_Written exercise_. Copy every line of the listing exactly.
::::::
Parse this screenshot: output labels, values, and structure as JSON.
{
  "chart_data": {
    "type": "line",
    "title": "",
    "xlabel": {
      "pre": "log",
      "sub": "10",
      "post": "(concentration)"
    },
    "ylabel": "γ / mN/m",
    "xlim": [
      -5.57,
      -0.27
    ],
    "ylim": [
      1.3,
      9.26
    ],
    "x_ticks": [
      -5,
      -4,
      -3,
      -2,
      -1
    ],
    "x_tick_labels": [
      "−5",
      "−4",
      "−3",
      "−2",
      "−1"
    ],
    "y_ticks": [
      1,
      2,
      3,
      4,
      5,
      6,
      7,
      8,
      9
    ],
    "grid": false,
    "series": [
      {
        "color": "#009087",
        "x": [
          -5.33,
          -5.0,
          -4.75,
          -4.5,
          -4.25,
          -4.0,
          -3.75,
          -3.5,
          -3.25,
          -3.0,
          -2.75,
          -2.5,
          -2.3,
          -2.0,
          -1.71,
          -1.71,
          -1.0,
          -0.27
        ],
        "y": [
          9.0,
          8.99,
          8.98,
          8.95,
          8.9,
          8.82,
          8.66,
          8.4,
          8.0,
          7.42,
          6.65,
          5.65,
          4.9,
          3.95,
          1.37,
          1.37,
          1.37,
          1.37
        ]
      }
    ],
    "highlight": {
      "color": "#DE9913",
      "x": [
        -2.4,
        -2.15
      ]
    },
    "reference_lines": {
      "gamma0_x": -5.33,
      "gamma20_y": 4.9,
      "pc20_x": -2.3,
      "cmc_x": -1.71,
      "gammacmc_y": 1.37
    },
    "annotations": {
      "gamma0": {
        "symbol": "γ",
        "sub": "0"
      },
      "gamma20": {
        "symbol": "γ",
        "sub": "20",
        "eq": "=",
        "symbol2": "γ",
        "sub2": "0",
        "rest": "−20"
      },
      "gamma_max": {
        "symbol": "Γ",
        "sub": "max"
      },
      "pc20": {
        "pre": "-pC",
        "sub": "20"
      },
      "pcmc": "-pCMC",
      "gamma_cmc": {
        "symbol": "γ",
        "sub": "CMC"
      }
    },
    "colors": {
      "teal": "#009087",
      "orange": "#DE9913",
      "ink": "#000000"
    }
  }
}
::::::
_Completed task_.
Parse this screenshot: output labels, values, and structure as JSON.
{
  "chart_data": {
    "type": "line",
    "title": "",
    "xlabel": {
      "pre": "log",
      "sub": "10",
      "post": "(concentration)"
    },
    "ylabel": "γ / mN/m",
    "xlim": [
      -5.57,
      -0.27
    ],
    "ylim": [
      1.3,
      9.26
    ],
    "x_ticks": [
      -5,
      -4,
      -3,
      -2,
      -1
    ],
    "x_tick_labels": [
      "−5",
      "−4",
      "−3",
      "−2",
      "−1"
    ],
    "y_ticks": [
      1,
      2,
      3,
      4,
      5,
      6,
      7,
      8,
      9
    ],
    "grid": false,
    "series": [
      {
        "color": "#009087",
        "x": [
          -5.33,
          -5.0,
          -4.75,
          -4.5,
          -4.25,
          -4.0,
          -3.75,
          -3.5,
          -3.25,
          -3.0,
          -2.75,
          -2.5,
          -2.3,
          -2.0,
          -1.71,
          -1.71,
          -1.0,
          -0.27
        ],
        "y": [
          9.0,
          8.99,
          8.98,
          8.95,
          8.9,
          8.82,
          8.66,
          8.4,
          8.0,
          7.42,
          6.65,
          5.65,
          4.9,
          3.95,
          1.37,
          1.37,
          1.37,
          1.37
        ]
      }
    ],
    "highlight": {
      "color": "#DE9913",
      "x": [
        -2.4,
        -2.15
      ]
    },
    "reference_lines": {
      "gamma0_x": -5.33,
      "gamma20_y": 4.9,
      "pc20_x": -2.3,
      "cmc_x": -1.71,
      "gammacmc_y": 1.37
    },
    "annotations": {
      "gamma0": {
        "symbol": "γ",
        "sub": "0"
      },
      "gamma20": {
        "symbol": "γ",
        "sub": "20",
        "eq": "=",
        "symbol2": "γ",
        "sub2": "0",
        "rest": "−20"
      },
      "gamma_max": {
        "symbol": "Γ",
        "sub": "max"
      },
      "pc20": {
        "pre": "-pC",
        "sub": "20"
      },
      "pcmc": "-pCMC",
      "gamma_cmc": {
        "symbol": "γ",
        "sub": "CMC"
      }
    },
    "colors": {
      "teal": "#009087",
      "orange": "#DE9913",
      "ink": "#000000"
    }
  }
}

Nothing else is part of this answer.